* [DESCRIPTION OF THE TASK]
Locate every line below that contains the word "Rewrite" and copy it.

(Saved entries)
'''

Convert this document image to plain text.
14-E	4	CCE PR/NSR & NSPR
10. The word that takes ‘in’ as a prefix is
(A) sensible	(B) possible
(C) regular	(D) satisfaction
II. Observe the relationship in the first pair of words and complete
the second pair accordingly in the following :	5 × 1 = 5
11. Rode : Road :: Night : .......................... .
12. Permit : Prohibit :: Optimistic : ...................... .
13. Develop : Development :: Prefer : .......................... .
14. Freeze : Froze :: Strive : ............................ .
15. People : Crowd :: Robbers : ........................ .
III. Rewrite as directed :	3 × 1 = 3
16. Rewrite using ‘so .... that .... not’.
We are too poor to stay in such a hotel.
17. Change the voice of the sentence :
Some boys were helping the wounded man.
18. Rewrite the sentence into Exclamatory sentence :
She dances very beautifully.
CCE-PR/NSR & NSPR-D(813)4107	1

'''

* [REPLY]
III. Rewrite as directed :	3 × 1 = 3
16. Rewrite using ‘so .... that .... not’.
18. Rewrite the sentence into Exclamatory sentence :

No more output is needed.